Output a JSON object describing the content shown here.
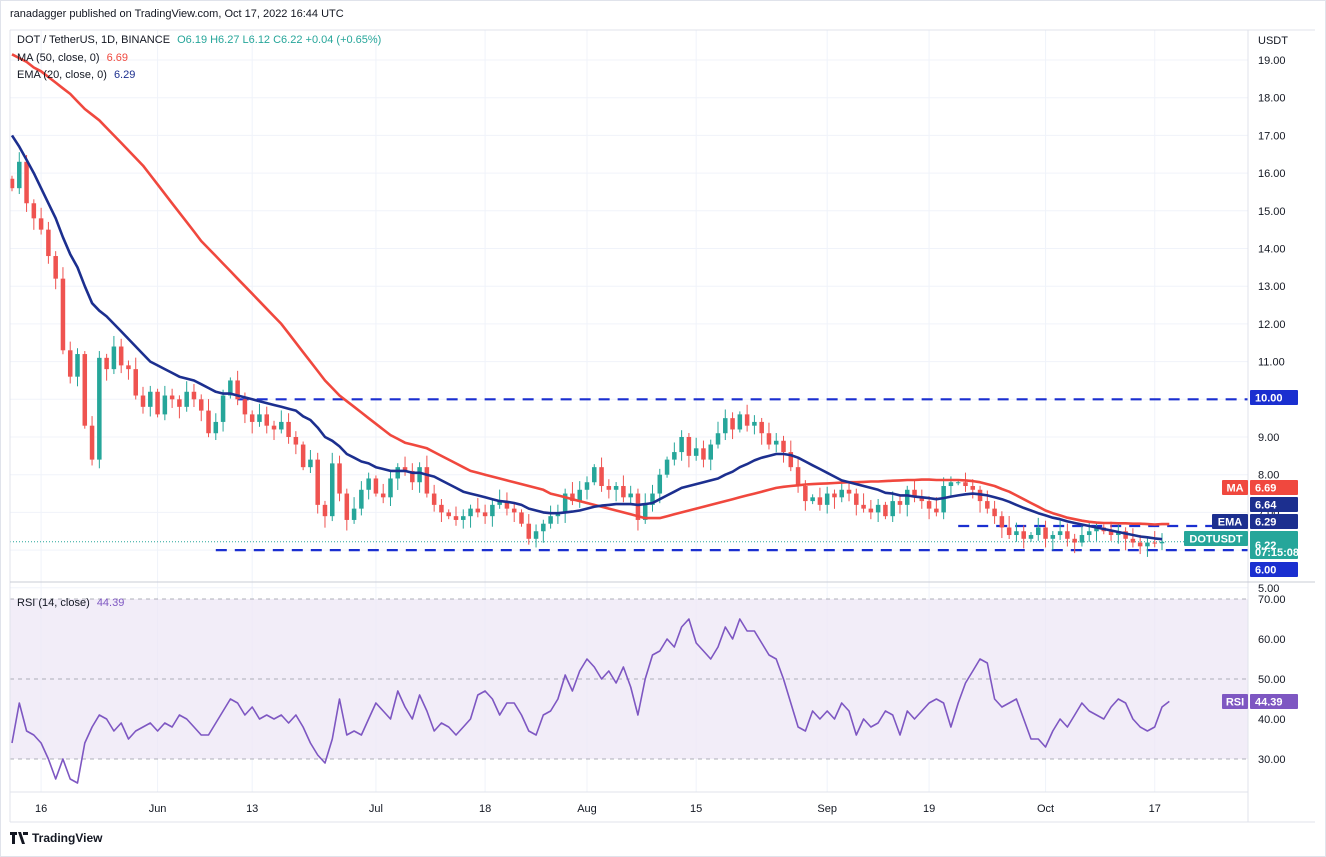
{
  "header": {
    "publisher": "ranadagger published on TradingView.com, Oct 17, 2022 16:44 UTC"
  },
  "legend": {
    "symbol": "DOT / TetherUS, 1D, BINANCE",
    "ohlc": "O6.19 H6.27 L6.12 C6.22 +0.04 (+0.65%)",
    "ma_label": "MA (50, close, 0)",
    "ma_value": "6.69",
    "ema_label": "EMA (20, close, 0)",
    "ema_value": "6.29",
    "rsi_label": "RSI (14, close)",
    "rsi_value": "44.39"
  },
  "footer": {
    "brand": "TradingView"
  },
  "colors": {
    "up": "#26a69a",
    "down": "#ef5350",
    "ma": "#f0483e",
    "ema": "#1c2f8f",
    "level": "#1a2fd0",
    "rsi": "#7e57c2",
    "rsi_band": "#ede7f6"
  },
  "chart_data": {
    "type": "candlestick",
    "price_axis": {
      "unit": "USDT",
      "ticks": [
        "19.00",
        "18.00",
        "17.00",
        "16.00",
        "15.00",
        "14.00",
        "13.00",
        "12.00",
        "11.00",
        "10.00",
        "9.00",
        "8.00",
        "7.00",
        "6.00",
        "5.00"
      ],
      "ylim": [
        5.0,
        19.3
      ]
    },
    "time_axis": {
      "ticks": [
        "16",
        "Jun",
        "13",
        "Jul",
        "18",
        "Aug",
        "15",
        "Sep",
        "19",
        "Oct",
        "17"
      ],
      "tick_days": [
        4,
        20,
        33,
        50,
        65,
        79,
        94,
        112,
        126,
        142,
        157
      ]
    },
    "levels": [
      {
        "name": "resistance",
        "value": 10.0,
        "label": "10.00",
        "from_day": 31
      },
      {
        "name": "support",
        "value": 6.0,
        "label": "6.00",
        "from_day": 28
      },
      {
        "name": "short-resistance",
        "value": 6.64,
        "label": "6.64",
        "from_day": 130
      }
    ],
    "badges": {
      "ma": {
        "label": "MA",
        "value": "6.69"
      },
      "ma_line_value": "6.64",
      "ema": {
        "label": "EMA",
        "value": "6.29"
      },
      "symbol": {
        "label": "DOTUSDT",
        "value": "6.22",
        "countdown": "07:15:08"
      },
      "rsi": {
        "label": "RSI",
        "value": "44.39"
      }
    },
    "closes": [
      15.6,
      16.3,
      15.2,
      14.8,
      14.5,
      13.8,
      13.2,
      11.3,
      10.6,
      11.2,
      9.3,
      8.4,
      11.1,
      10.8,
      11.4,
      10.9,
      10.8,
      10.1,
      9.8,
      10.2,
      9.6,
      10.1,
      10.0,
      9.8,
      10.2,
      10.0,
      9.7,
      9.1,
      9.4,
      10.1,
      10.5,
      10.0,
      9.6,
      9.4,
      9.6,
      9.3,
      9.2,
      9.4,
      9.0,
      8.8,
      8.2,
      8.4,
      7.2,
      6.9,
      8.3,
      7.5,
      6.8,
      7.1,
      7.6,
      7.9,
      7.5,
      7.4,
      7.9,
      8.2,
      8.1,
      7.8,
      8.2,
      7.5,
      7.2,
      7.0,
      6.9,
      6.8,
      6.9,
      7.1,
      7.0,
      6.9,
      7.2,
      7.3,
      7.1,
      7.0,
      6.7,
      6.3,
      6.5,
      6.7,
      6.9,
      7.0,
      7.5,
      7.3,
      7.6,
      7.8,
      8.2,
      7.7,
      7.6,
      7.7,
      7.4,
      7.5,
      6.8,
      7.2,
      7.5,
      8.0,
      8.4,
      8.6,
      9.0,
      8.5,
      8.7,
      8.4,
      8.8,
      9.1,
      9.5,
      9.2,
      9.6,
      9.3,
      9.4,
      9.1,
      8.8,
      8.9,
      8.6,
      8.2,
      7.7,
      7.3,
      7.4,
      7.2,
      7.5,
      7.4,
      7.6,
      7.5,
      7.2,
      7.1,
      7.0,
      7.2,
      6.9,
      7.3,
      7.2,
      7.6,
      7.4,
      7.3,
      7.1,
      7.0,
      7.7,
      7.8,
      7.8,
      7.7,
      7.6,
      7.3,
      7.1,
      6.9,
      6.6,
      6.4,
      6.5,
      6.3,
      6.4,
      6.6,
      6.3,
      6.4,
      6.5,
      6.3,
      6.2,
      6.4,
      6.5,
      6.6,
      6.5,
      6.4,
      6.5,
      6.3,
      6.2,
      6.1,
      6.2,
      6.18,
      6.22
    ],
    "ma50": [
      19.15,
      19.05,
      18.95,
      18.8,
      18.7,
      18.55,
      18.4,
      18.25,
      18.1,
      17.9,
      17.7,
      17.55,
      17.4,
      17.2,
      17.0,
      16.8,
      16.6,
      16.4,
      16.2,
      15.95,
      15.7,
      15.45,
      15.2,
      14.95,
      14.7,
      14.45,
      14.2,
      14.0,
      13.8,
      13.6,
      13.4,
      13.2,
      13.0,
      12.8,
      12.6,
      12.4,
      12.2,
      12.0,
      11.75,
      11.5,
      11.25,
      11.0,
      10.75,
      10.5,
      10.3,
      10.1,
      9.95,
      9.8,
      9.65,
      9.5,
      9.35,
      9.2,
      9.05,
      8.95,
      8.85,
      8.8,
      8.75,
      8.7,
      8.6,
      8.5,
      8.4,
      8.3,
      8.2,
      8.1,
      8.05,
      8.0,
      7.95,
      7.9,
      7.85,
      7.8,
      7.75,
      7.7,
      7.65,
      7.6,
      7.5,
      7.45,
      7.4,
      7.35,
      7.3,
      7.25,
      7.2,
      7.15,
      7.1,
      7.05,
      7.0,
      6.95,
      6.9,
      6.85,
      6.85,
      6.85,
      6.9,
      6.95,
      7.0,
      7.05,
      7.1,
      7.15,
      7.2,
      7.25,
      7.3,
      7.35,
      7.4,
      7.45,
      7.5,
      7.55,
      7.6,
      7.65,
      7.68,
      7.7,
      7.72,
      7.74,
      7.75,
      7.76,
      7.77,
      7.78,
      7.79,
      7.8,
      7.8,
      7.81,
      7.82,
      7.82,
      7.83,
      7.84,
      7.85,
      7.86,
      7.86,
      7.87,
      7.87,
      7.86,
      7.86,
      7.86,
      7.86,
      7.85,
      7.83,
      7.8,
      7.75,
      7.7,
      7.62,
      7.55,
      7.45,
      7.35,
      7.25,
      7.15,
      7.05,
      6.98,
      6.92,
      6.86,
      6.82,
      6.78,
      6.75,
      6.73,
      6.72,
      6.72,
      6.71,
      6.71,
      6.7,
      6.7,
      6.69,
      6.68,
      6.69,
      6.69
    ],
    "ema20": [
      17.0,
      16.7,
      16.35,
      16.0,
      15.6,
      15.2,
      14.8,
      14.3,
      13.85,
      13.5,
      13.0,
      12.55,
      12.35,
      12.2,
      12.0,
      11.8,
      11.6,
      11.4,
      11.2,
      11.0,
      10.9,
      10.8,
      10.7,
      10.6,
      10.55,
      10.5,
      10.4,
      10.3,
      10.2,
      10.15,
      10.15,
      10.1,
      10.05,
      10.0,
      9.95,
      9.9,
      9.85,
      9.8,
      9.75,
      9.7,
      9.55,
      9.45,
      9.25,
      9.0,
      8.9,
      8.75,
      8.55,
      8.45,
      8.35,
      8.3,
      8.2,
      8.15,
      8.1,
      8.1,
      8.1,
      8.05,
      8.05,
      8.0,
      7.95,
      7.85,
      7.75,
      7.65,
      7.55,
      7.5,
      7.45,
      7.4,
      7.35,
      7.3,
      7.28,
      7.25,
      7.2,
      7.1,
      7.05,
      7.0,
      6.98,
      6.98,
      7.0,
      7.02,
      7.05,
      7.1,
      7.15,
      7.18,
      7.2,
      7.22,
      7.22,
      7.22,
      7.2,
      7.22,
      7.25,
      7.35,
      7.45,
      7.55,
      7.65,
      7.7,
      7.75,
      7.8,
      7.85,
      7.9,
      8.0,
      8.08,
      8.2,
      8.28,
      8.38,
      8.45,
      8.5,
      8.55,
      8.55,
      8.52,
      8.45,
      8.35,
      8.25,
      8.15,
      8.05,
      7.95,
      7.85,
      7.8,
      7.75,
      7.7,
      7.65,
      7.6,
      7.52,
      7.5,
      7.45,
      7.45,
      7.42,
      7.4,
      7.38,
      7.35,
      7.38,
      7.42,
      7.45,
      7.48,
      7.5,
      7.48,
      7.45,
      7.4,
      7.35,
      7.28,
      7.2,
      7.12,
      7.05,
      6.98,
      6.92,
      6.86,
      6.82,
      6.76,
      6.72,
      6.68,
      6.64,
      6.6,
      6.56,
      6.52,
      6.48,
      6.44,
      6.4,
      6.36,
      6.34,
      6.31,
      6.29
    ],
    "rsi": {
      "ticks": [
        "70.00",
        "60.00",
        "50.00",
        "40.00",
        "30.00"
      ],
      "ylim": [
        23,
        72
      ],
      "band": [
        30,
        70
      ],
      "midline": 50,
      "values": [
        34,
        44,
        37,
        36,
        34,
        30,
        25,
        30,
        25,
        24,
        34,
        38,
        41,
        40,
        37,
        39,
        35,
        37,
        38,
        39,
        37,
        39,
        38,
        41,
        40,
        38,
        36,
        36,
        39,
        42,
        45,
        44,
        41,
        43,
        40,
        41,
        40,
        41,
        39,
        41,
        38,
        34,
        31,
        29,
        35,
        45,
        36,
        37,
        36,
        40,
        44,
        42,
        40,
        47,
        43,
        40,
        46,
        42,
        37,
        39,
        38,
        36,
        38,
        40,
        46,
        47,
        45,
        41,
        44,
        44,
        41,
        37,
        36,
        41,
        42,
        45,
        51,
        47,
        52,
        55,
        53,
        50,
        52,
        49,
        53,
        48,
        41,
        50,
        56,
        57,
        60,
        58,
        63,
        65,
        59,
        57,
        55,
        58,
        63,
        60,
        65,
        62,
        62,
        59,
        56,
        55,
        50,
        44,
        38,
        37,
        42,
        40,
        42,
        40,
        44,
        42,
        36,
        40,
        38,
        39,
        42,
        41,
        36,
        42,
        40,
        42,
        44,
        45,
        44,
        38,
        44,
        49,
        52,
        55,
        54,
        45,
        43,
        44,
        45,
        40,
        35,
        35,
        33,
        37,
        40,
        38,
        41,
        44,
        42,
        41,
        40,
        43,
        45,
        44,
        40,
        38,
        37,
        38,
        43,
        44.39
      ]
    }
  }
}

========

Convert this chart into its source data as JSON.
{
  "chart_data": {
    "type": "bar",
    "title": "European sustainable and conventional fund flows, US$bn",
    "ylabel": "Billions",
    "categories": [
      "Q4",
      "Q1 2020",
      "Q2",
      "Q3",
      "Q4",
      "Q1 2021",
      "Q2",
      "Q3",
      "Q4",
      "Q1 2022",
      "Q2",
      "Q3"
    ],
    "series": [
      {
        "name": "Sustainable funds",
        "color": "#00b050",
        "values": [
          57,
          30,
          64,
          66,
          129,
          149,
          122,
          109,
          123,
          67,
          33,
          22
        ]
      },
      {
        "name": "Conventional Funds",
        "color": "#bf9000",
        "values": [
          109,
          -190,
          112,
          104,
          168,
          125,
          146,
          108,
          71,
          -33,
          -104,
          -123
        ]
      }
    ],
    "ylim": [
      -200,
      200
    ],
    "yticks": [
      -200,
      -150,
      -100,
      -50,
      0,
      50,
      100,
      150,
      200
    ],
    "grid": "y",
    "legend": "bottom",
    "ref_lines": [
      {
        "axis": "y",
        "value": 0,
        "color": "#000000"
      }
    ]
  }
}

========

- [Instructions for the task] Count the lines of the data that include the string "TradingView", and give only that number.

- [Solution for this exercise] 2